-- PROBLEM REQUIREMENTS --
Write out the material exactly, without any of its pictures.

========================================

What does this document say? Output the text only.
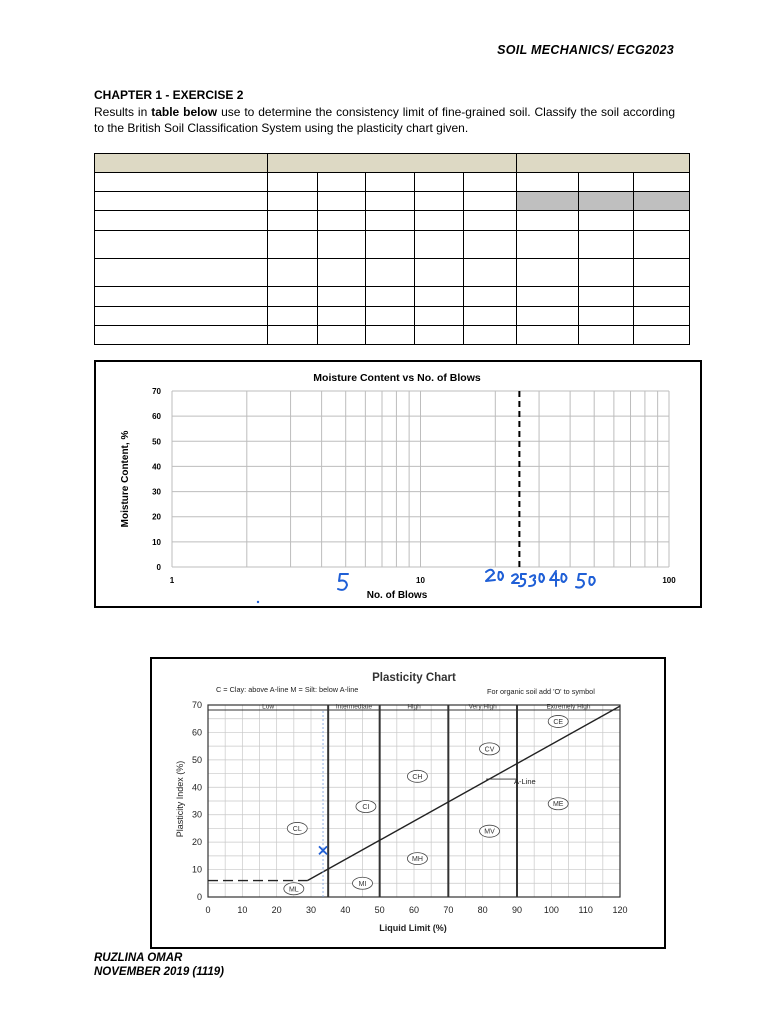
SOIL MECHANICS/ ECG2023
CHAPTER 1 - EXERCISE 2
Results in table below use to determine the consistency limit of fine-grained soil. Classify the soil according to the British Soil Classification System using the plasticity chart given.

Moisture Content vs No. of Blows
0
10
20
30
40
50
60
70
1	10	100
No. of Blows
Moisture Content, %
Plasticity Chart
C = Clay: above A-line M = Silt: below A-line	For organic soil add 'O' to symbol
Low	Intermediate	High	Very High	Extremely High
0
10
20
30
40
50
60
70
0	10	20	30	40	50	60	70	80	90 100 110 120
CL
ML
CI
MI
CH
MH
CV
MV
CE
ME
A-Line
Liquid Limit (%)
Plasticity Index (%)
RUZLINA OMAR
NOVEMBER 2019 (1119)
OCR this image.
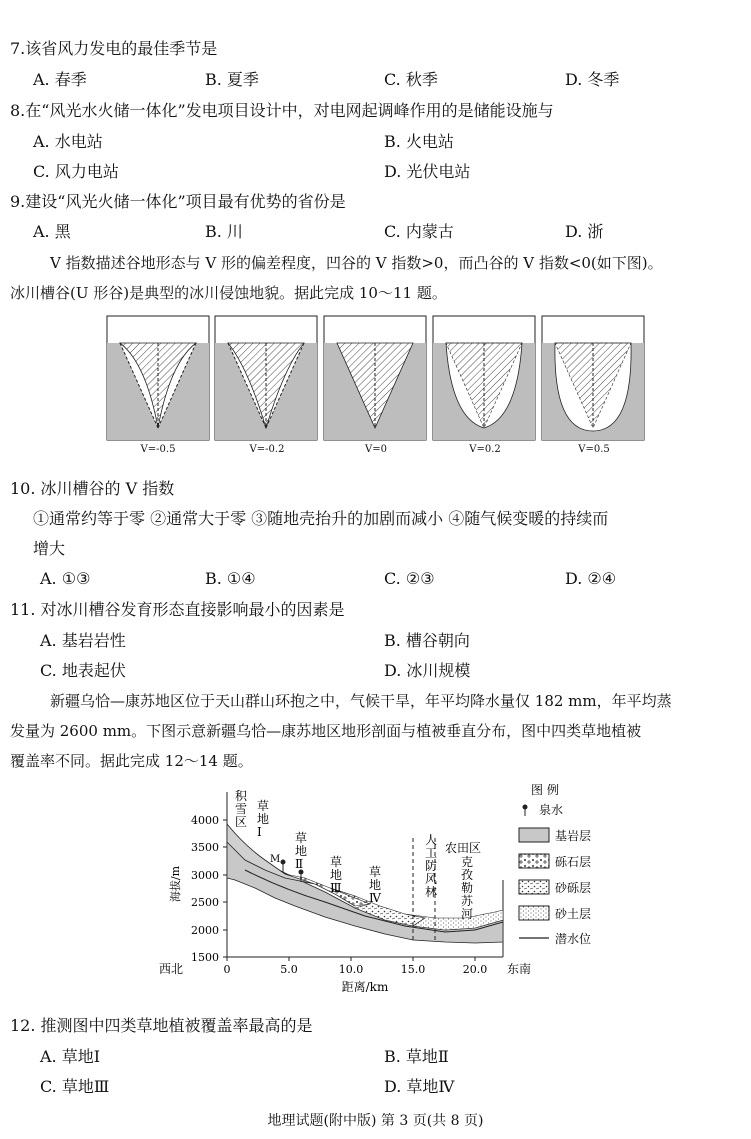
7.该省风力发电的最佳季节是
A. 春季	B. 夏季	C. 秋季	D. 冬季
8.在“风光水火储一体化”发电项目设计中，对电网起调峰作用的是储能设施与
A. 水电站	B. 火电站
C. 风力电站	D. 光伏电站
9.建设“风光火储一体化”项目最有优势的省份是
A. 黑	B. 川	C. 内蒙古	D. 浙
V 指数描述谷地形态与 V 形的偏差程度，凹谷的 V 指数>0，而凸谷的 V 指数<0(如下图)。
冰川槽谷(U 形谷)是典型的冰川侵蚀地貌。据此完成 10～11 题。
V=-0.5	V=-0.2	V=0	V=0.2	V=0.5
10. 冰川槽谷的 V 指数
①通常约等于零 ②通常大于零 ③随地壳抬升的加剧而减小 ④随气候变暖的持续而
增大
A. ①③	B. ①④	C. ②③	D. ②④
11. 对冰川槽谷发育形态直接影响最小的因素是
A. 基岩岩性	B. 槽谷朝向
C. 地表起伏	D. 冰川规模
新疆乌恰—康苏地区位于天山群山环抱之中，气候干旱，年平均降水量仅 182 mm，年平均蒸
发量为 2600 mm。下图示意新疆乌恰—康苏地区地形剖面与植被垂直分布，图中四类草地植被
覆盖率不同。据此完成 12～14 题。
4000
3500
3000
2500
2000
1500
海拔/m
0	5.0	10.0	15.0	20.0
距离/km
西北	东南
M
积雪区
草地 Ⅰ	草地 Ⅱ	草地 Ⅲ
草地 Ⅳ
人工防风林
克孜勒苏河
农田区
图 例
泉水
基岩层
砾石层
砂砾层
砂土层
潜水位
12. 推测图中四类草地植被覆盖率最高的是
A. 草地Ⅰ	B. 草地Ⅱ
C. 草地Ⅲ	D. 草地Ⅳ
地理试题(附中版) 第 3 页(共 8 页)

========================================

-- RESULT FOR THIS TASK --
What does this document say? Output the text only.
SOIL MECHANICS/ ECG2023
CHAPTER 1 - EXERCISE 2
Results in table below use to determine the consistency limit of fine-grained soil. Classify the soil according to the British Soil Classification System using the plasticity chart given.

Moisture Content vs No. of Blows
0
10
20
30
40
50
60
70
1	10	100
No. of Blows
Moisture Content, %
Plasticity Chart
C = Clay: above A-line M = Silt: below A-line	For organic soil add 'O' to symbol
Low	Intermediate	High	Very High	Extremely High
0
10
20
30
40
50
60
70
0	10	20	30	40	50	60	70	80	90 100 110 120
CL
ML
CI
MI
CH
MH
CV
MV
CE
ME
A-Line
Liquid Limit (%)
Plasticity Index (%)
RUZLINA OMAR
NOVEMBER 2019 (1119)
OCR this image.
7.该省风力发电的最佳季节是
A. 春季	B. 夏季	C. 秋季	D. 冬季
8.在“风光水火储一体化”发电项目设计中，对电网起调峰作用的是储能设施与
A. 水电站	B. 火电站
C. 风力电站	D. 光伏电站
9.建设“风光火储一体化”项目最有优势的省份是
A. 黑	B. 川	C. 内蒙古	D. 浙
V 指数描述谷地形态与 V 形的偏差程度，凹谷的 V 指数>0，而凸谷的 V 指数<0(如下图)。
冰川槽谷(U 形谷)是典型的冰川侵蚀地貌。据此完成 10～11 题。
V=-0.5	V=-0.2	V=0	V=0.2	V=0.5
10. 冰川槽谷的 V 指数
①通常约等于零 ②通常大于零 ③随地壳抬升的加剧而减小 ④随气候变暖的持续而
增大
A. ①③	B. ①④	C. ②③	D. ②④
11. 对冰川槽谷发育形态直接影响最小的因素是
A. 基岩岩性	B. 槽谷朝向
C. 地表起伏	D. 冰川规模
新疆乌恰—康苏地区位于天山群山环抱之中，气候干旱，年平均降水量仅 182 mm，年平均蒸
发量为 2600 mm。下图示意新疆乌恰—康苏地区地形剖面与植被垂直分布，图中四类草地植被
覆盖率不同。据此完成 12～14 题。
4000
3500
3000
2500
2000
1500
海拔/m
0	5.0	10.0	15.0	20.0
距离/km
西北	东南
M
积雪区
草地 Ⅰ	草地 Ⅱ	草地 Ⅲ
草地 Ⅳ
人工防风林
克孜勒苏河
农田区
图 例
泉水
基岩层
砾石层
砂砾层
砂土层
潜水位
12. 推测图中四类草地植被覆盖率最高的是
A. 草地Ⅰ	B. 草地Ⅱ
C. 草地Ⅲ	D. 草地Ⅳ
地理试题(附中版) 第 3 页(共 8 页)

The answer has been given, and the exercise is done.